→ **PASSAGE TO READ**
┌──
If the variable does not exists, it might be created and initialized (see init_variable below)

Parameters
  • name (string) – a name of the variable

  • create (bool) – whether to create a variable if it does not exist. Default is False.

  • args – parameters for init_variable() if create is True.

  • kwargs – parameters for init_variable() if create is True.

Returns

Return type

a value of the variable

Raises

KeyError

has_variable(name)[source]

Check if a variable exists

Parameters

name (str) – a name of the variable

Returns

Return type

True if the variable exists

import_model(name, source)[source]

Import a model from another pipeline

Parameters
  • name (str) – a name with which the model is stored in this pipeline

  • source – a model or a pipeline to import from

Examples

Import a model instance to the pipeline:

pipeline.import_model('my-model', custom_resnet_model)

Import ‘resnet’ model from train_pipeline and store it in the pipeline under the name ‘my-model’:

pipeline.import_model('my-model', train_pipeline.m('resnet'))

Import ‘my-model’ from train_pipeline and store it as ‘my-model’ in the pipeline:

pipeline.import_model('my-model', train_pipeline)
property index

Return index of the source dataset

property indices

Return the sequence of indices of the source dataset

init_lock(name='lock', **kwargs)[source]

Create a lock as a pipeline variable

Parameters

name (string) – a lock name

Returns

Return type

self - in order to use it in the pipeline chains

Examples

>>> pp = dataset.p
            .init_lock("model_update")
init_model(name, model_class=None, mode='dynamic', config=None, source=None)[source]

Initialize a static or dynamic model by building or importing it

Parameters
  • name (str) – a name for the model (to refer to it later when training or infering).

  • model_class (class or named expression) – a model class (might also be specified in the config).

  • mode ({'static', 'dynamic'}) – model creation mode: - static - the model is created right now, during the pipeline definition - dynamic - the model is created at the first iteration when the pipeline is run (default)

  • config (dict or Config) – model configurations parameters, where each key and value could be named expressions.

  • source – a model or a pipeline to import from

Examples

Build a model:

pipeline.init_model('my-model', MyModel, 'static')

Import a model:

pipeline.init_model('my-model', source=train_pipeline)

Build a model with a config:

pipeline
  .init_variable('images_shape', [256, 256])
  .init_model('my_model', MyModel, 'static', config={'input_shape': V('images_shape')})

pipeline
  .init_variable('shape_name', 'images_shape')
  .init_model('my_model', C('model'), 'dynamic', config={V('shape_name'): B('images_shape')})
init_variable(name, default=None, lock=True, **kwargs)[source]

Create a variable if not exists. If the variable exists, does nothing.

Parameters
  • name (string) – a name of the variable

  • default – an initial value for the variable set when pipeline is created

  • lock (bool) – whether to lock a variable before each update (default: True)

Returns

Return type

self - in order to use it in the pipeline chains

Examples

>>> pp = dataset.p.
            .init_variable("iterations", default=0)
            .init_variable("accuracy", 0)
            .init_variable("loss_history", [])
            .load('/some/path', fmt='blosc')
            .train_resnet()
init_variables(*variables)[source]

Create several variables

Parameters

variables (dict or tuple) – if tuple, contains variable names which will have None as default values if dict, then mapping from variable names to values and init params (see init_variable())
└──
→ **DATASET EXTRACT**
┌──
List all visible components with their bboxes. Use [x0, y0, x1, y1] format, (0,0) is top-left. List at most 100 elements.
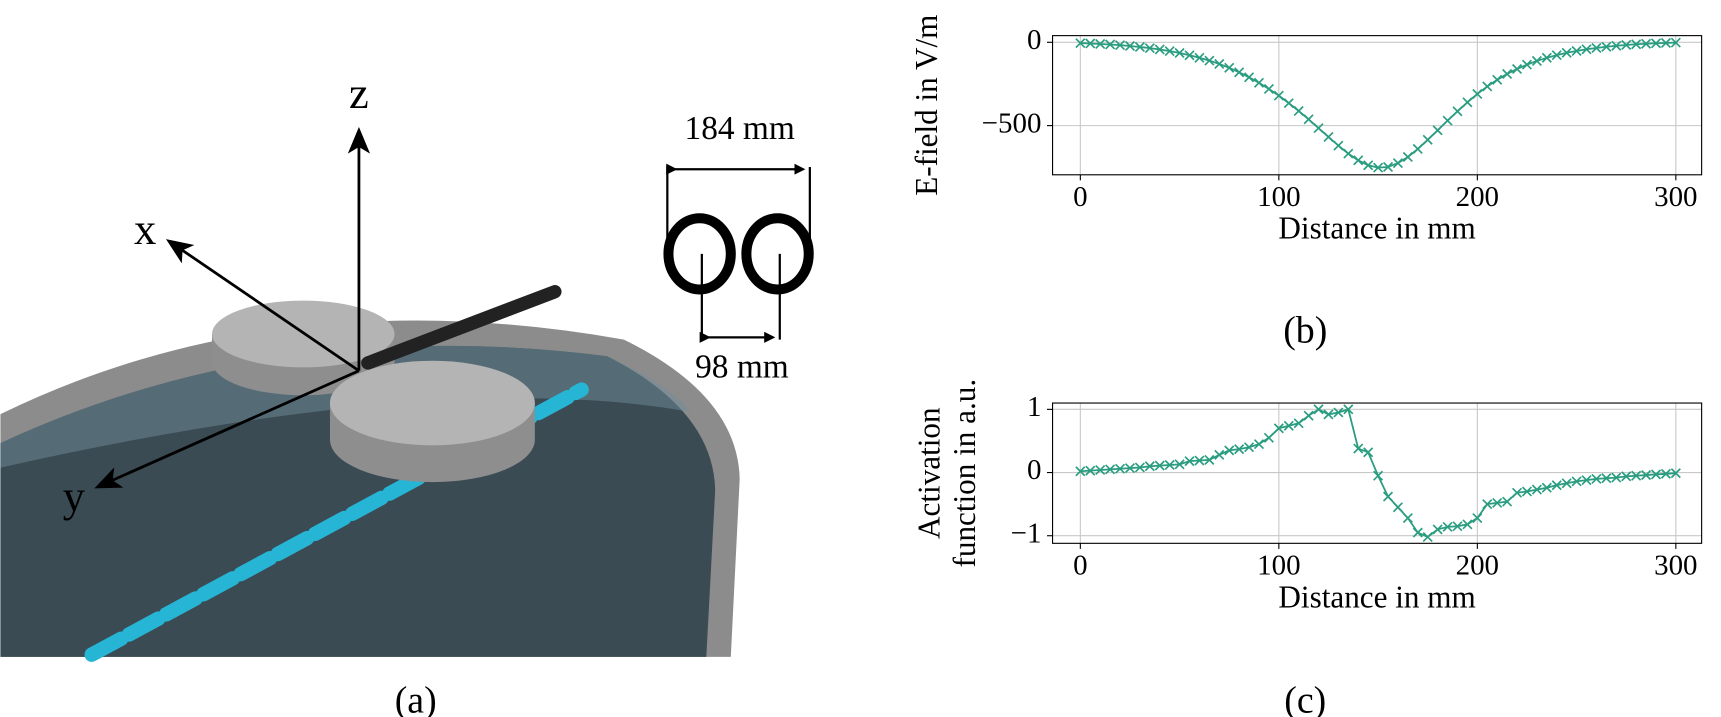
└──
→ **WHAT THIS EXERCISE ASKS**
1. Decide whether each statement agrees with the pipeline documentation. Answer yes or no for each, and quote the deciding words of the documentation exactly.
(a) When init_model is called without a mode, the model is built immediately during the pipeline definition.
(b) Calling init_variable on a variable that already exists has no effect.
(c) If no name is given to init_lock, the lock is called 'lock'.
2. Extend the pipeline documentation past its final sentence, keeping the same format and style.
The data shown here has no connection to the pipeline documentation.

→ **ANSWERS GIVEN**
1.
(a) No: "dynamic - the model is created at the first iteration when the pipeline is run (default)"
(b) Yes: "If the variable exists, does nothing."
(c) Yes: "init_lock(name='lock', **kwargs)"

2.
Returns

Return type

self - in order to use it in the pipeline chains

Examples

>>> pp = dataset.p
            .init_variables({"loss_history": dict(default=[]),
                             "predictions", dict(default=[])})
            .init_variables("metrics", "counter", "worst_prediction")
            .load('/some/path', fmt='blosc')
            .train_resnet()
is_method_from_ns(name)[source]
join(*pipelines)[source]

Join one or several pipelines

load_model(name, model_class=None, mode='dynamic', *args, **kwargs)[source]

Load a model at each iteration

Parameters
  • name (str) – a name for the model (to refer to it later when training or infering).

  • model_class (class or named expression) – a model class (might also be specified in the config).

  • mode ({'static', 'dynamic'}) – model creation mode: - static - the model is created right now, during the pipeline definition - dynamic - the model is created at the first iteration when the pipeline is run (default)

  • args – model-specific parameters (like paths, formats, etc)

  • kwargs – model-specific parameters (like paths, formats, etc)

load_model_now(name, model_class=None, mode='dynamic', *args, batch=None, **kwargs)[source]

Load a model immediately

Parameters
  • name (str) – a name for the model (to refer to it later when training or infering).

  • model_class (class or named expression) – a model class (might also be specified in the config).

  • mode ({'static', 'dynamic'}) – model creation mode: - static - the model is created right now, during the pipeline definition - dynamic - the model is created at the first iteration when the pipeline is run (default)

  • batch (Batch) – (optional) a batch which might be used to evaluate named expressions in other parameters

  • args – model-specific parameters (like paths, formats, etc)

  • kwargs – model-specific parameters (like paths, formats, etc)

load_model_once(mode, name=None, model_class=None, *args, **kwargs)[source]

Load a model once before the first iteration

Parameters
  • name (str) – a name for the model (to refer to it later when training or infering).

  • model_class (class or named expression) – a model class (might also be specified in the config).

  • mode ({'static', 'dynamic'}) – model creation mode: - static - the model is created right now, during the pipeline definition - dynamic - the model is created at the first iteration when the pipeline is run (default)

  • args – model-specific parameters (like paths, formats, etc)

  • kwargs – model-specific parameters (like paths, formats, etc)

m(name, batch=None)[source]

A shorter alias for get_model_by_name()

merge(*pipelines, fn=None, components=None, batch_class=None)[source]

Merge pipelines

property model

An alias for a present model, if pipeline has only one model initialized.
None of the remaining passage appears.